(Collection entries)

>>>>>

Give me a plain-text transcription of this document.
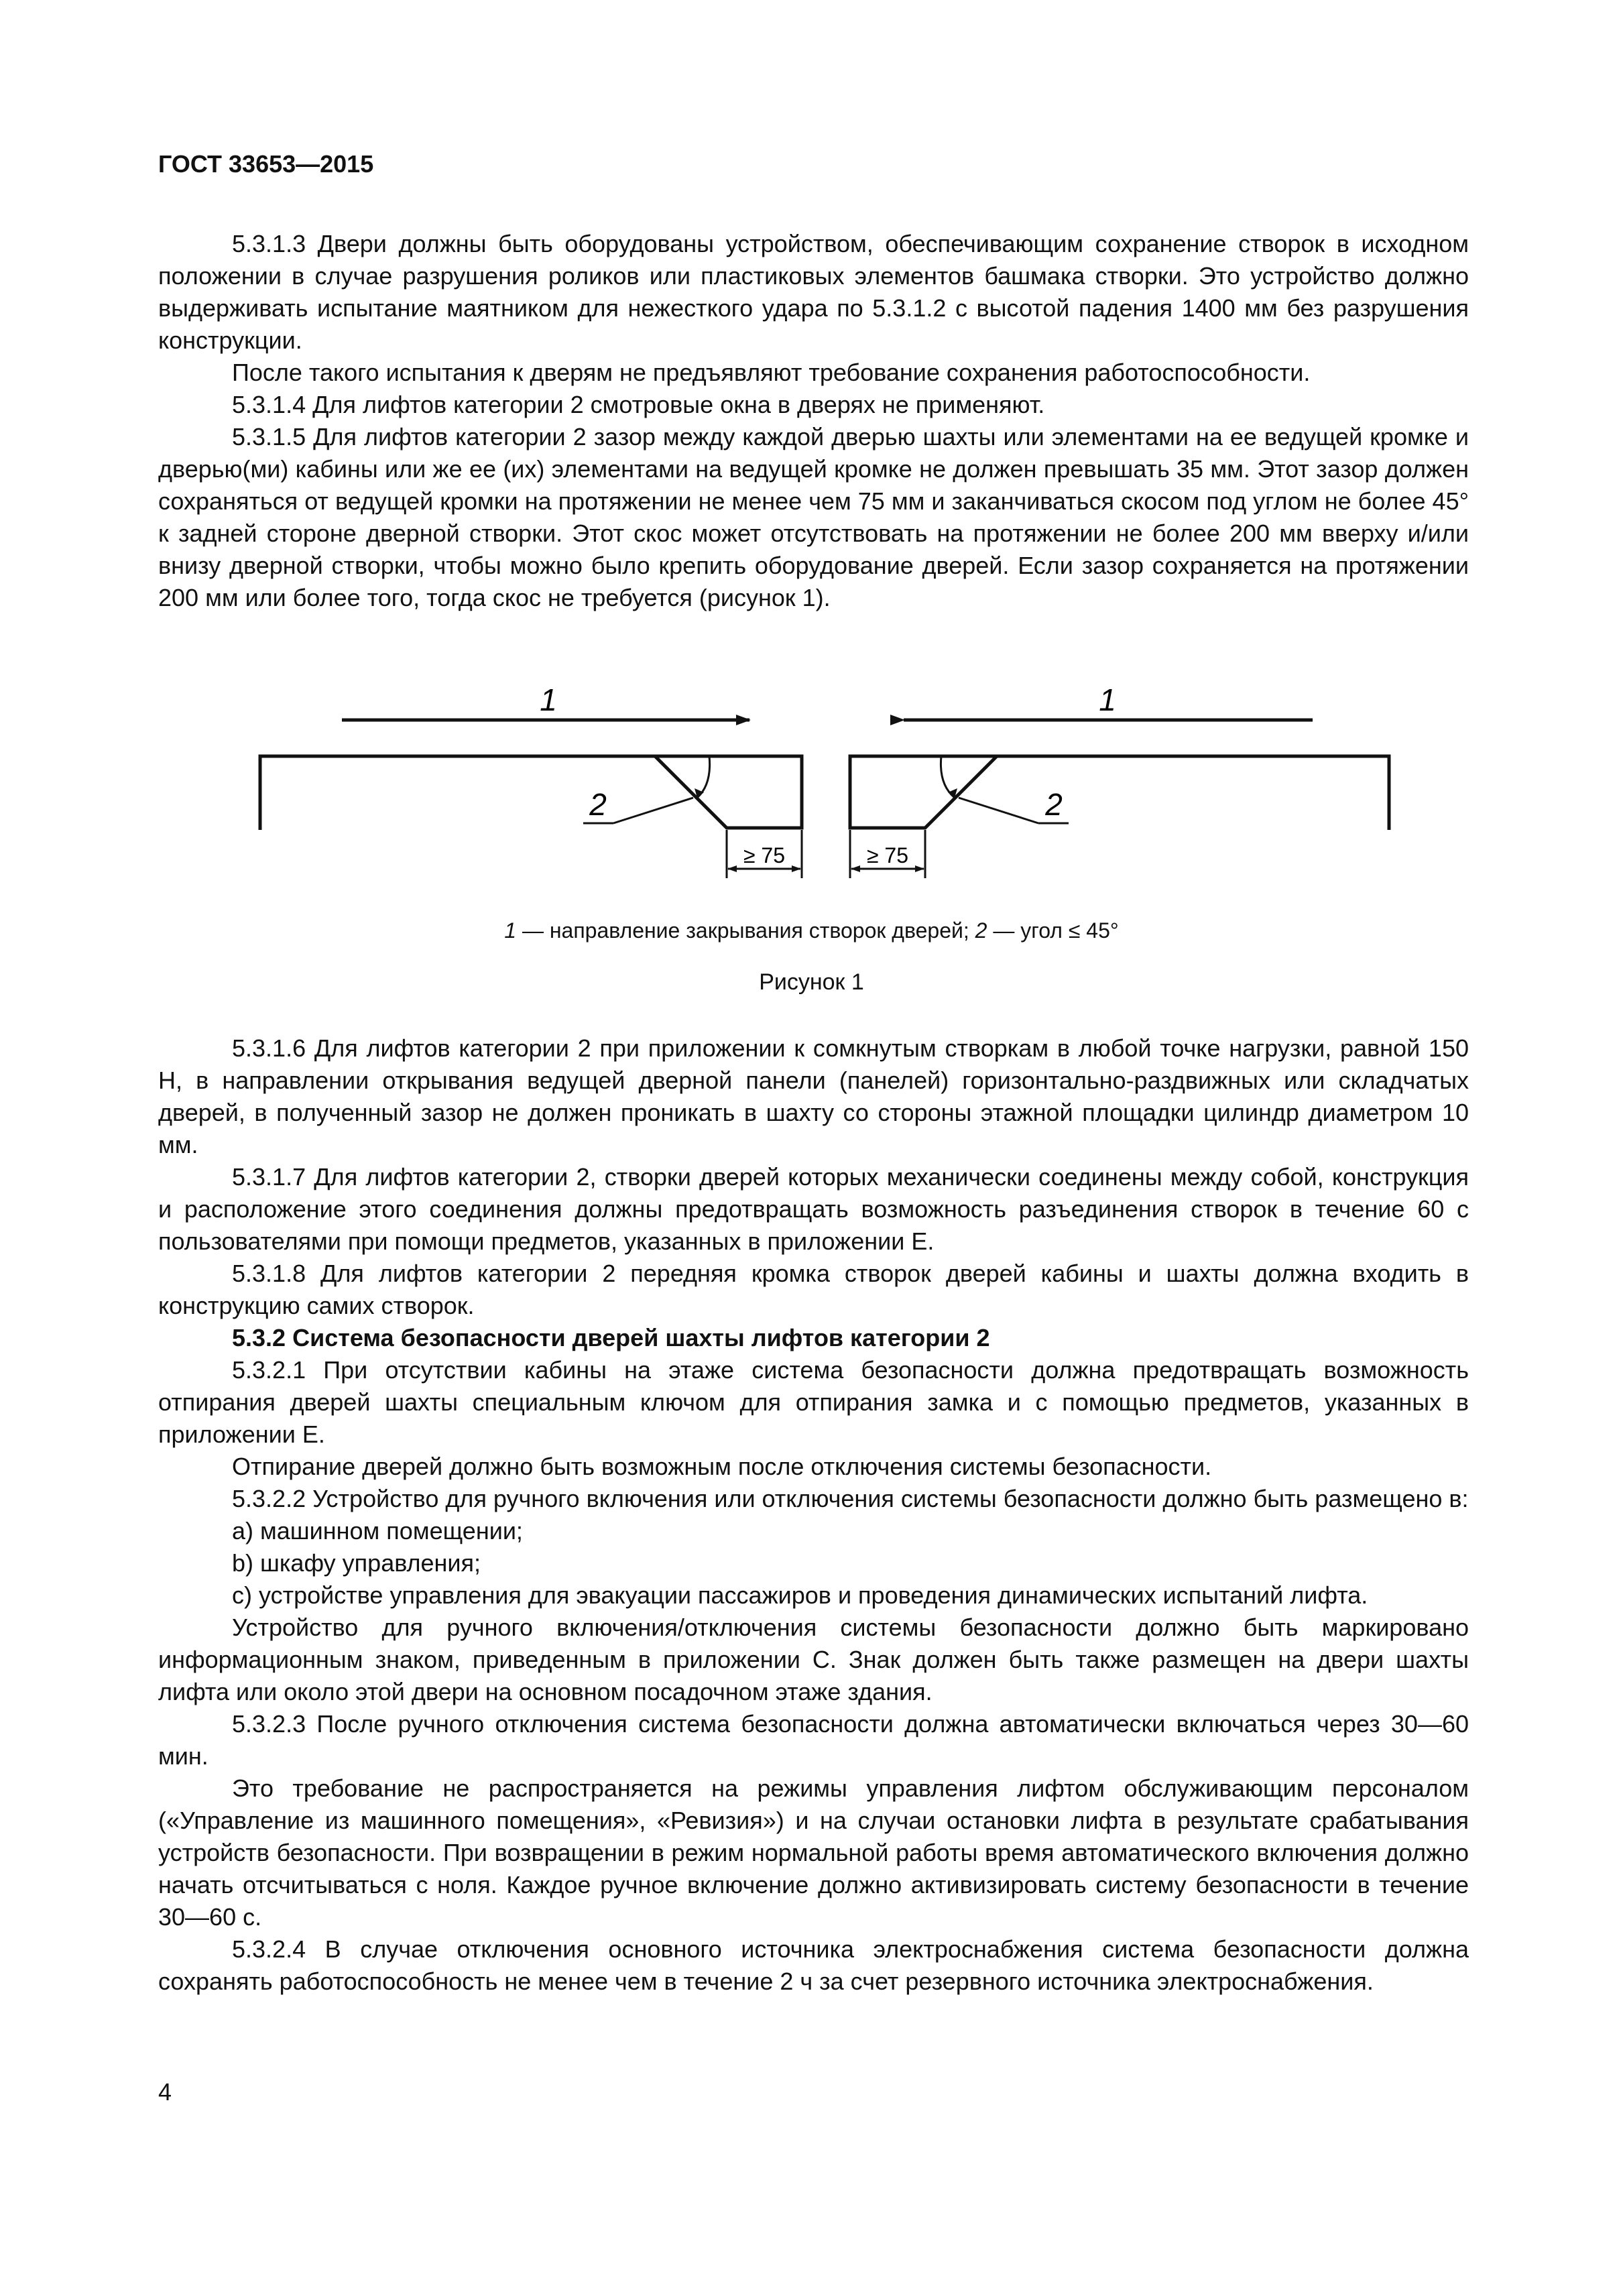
ГОСТ 33653—2015

5.3.1.3 Двери должны быть оборудованы устройством, обеспечивающим сохранение створок в исходном положении в случае разрушения роликов или пластиковых элементов башмака створки. Это устройство должно выдерживать испытание маятником для нежесткого удара по 5.3.1.2 с высотой падения 1400 мм без разрушения конструкции.

После такого испытания к дверям не предъявляют требование сохранения работоспособности.

5.3.1.4 Для лифтов категории 2 смотровые окна в дверях не применяют.

5.3.1.5 Для лифтов категории 2 зазор между каждой дверью шахты или элементами на ее ведущей кромке и дверью(ми) кабины или же ее (их) элементами на ведущей кромке не должен превышать 35 мм. Этот зазор должен сохраняться от ведущей кромки на протяжении не менее чем 75 мм и заканчиваться скосом под углом не более 45° к задней стороне дверной створки. Этот скос может отсутствовать на протяжении не более 200 мм вверху и/или внизу дверной створки, чтобы можно было крепить оборудование дверей. Если зазор сохраняется на протяжении 200 мм или более того, тогда скос не требуется (рисунок 1).

1	1
2
≥ 75
2
≥ 75
1 — направление закрывания створок дверей; 2 — угол ≤ 45°
Рисунок 1

5.3.1.6 Для лифтов категории 2 при приложении к сомкнутым створкам в любой точке нагрузки, равной 150 Н, в направлении открывания ведущей дверной панели (панелей) горизонтально-раздвижных или складчатых дверей, в полученный зазор не должен проникать в шахту со стороны этажной площадки цилиндр диаметром 10 мм.

5.3.1.7 Для лифтов категории 2, створки дверей которых механически соединены между собой, конструкция и расположение этого соединения должны предотвращать возможность разъединения створок в течение 60 с пользователями при помощи предметов, указанных в приложении Е.

5.3.1.8 Для лифтов категории 2 передняя кромка створок дверей кабины и шахты должна входить в конструкцию самих створок.

5.3.2 Система безопасности дверей шахты лифтов категории 2

5.3.2.1 При отсутствии кабины на этаже система безопасности должна предотвращать возможность отпирания дверей шахты специальным ключом для отпирания замка и с помощью предметов, указанных в приложении Е.

Отпирание дверей должно быть возможным после отключения системы безопасности.

5.3.2.2 Устройство для ручного включения или отключения системы безопасности должно быть размещено в:

a) машинном помещении;

b) шкафу управления;

c) устройстве управления для эвакуации пассажиров и проведения динамических испытаний лифта.

Устройство для ручного включения/отключения системы безопасности должно быть маркировано информационным знаком, приведенным в приложении С. Знак должен быть также размещен на двери шахты лифта или около этой двери на основном посадочном этаже здания.

5.3.2.3 После ручного отключения система безопасности должна автоматически включаться через 30—60 мин.

Это требование не распространяется на режимы управления лифтом обслуживающим персоналом («Управление из машинного помещения», «Ревизия») и на случаи остановки лифта в результате срабатывания устройств безопасности. При возвращении в режим нормальной работы время автоматического включения должно начать отсчитываться с ноля. Каждое ручное включение должно активизировать систему безопасности в течение 30—60 с.

5.3.2.4 В случае отключения основного источника электроснабжения система безопасности должна сохранять работоспособность не менее чем в течение 2 ч за счет резервного источника электроснабжения.

4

<<<<<

Your task
Go through the entries above and output them exactly, without pictures.

Exercise result
Give me a plain-text transcription of this document.
ГОСТ 33653—2015

5.3.1.3 Двери должны быть оборудованы устройством, обеспечивающим сохранение створок в исходном положении в случае разрушения роликов или пластиковых элементов башмака створки. Это устройство должно выдерживать испытание маятником для нежесткого удара по 5.3.1.2 с высотой падения 1400 мм без разрушения конструкции.

После такого испытания к дверям не предъявляют требование сохранения работоспособности.

5.3.1.4 Для лифтов категории 2 смотровые окна в дверях не применяют.

5.3.1.5 Для лифтов категории 2 зазор между каждой дверью шахты или элементами на ее ведущей кромке и дверью(ми) кабины или же ее (их) элементами на ведущей кромке не должен превышать 35 мм. Этот зазор должен сохраняться от ведущей кромки на протяжении не менее чем 75 мм и заканчиваться скосом под углом не более 45° к задней стороне дверной створки. Этот скос может отсутствовать на протяжении не более 200 мм вверху и/или внизу дверной створки, чтобы можно было крепить оборудование дверей. Если зазор сохраняется на протяжении 200 мм или более того, тогда скос не требуется (рисунок 1).

1	1
2
≥ 75
2
≥ 75
1 — направление закрывания створок дверей; 2 — угол ≤ 45°
Рисунок 1

5.3.1.6 Для лифтов категории 2 при приложении к сомкнутым створкам в любой точке нагрузки, равной 150 Н, в направлении открывания ведущей дверной панели (панелей) горизонтально-раздвижных или складчатых дверей, в полученный зазор не должен проникать в шахту со стороны этажной площадки цилиндр диаметром 10 мм.

5.3.1.7 Для лифтов категории 2, створки дверей которых механически соединены между собой, конструкция и расположение этого соединения должны предотвращать возможность разъединения створок в течение 60 с пользователями при помощи предметов, указанных в приложении Е.

5.3.1.8 Для лифтов категории 2 передняя кромка створок дверей кабины и шахты должна входить в конструкцию самих створок.

5.3.2 Система безопасности дверей шахты лифтов категории 2

5.3.2.1 При отсутствии кабины на этаже система безопасности должна предотвращать возможность отпирания дверей шахты специальным ключом для отпирания замка и с помощью предметов, указанных в приложении Е.

Отпирание дверей должно быть возможным после отключения системы безопасности.

5.3.2.2 Устройство для ручного включения или отключения системы безопасности должно быть размещено в:

a) машинном помещении;

b) шкафу управления;

c) устройстве управления для эвакуации пассажиров и проведения динамических испытаний лифта.

Устройство для ручного включения/отключения системы безопасности должно быть маркировано информационным знаком, приведенным в приложении С. Знак должен быть также размещен на двери шахты лифта или около этой двери на основном посадочном этаже здания.

5.3.2.3 После ручного отключения система безопасности должна автоматически включаться через 30—60 мин.

Это требование не распространяется на режимы управления лифтом обслуживающим персоналом («Управление из машинного помещения», «Ревизия») и на случаи остановки лифта в результате срабатывания устройств безопасности. При возвращении в режим нормальной работы время автоматического включения должно начать отсчитываться с ноля. Каждое ручное включение должно активизировать систему безопасности в течение 30—60 с.

5.3.2.4 В случае отключения основного источника электроснабжения система безопасности должна сохранять работоспособность не менее чем в течение 2 ч за счет резервного источника электроснабжения.

4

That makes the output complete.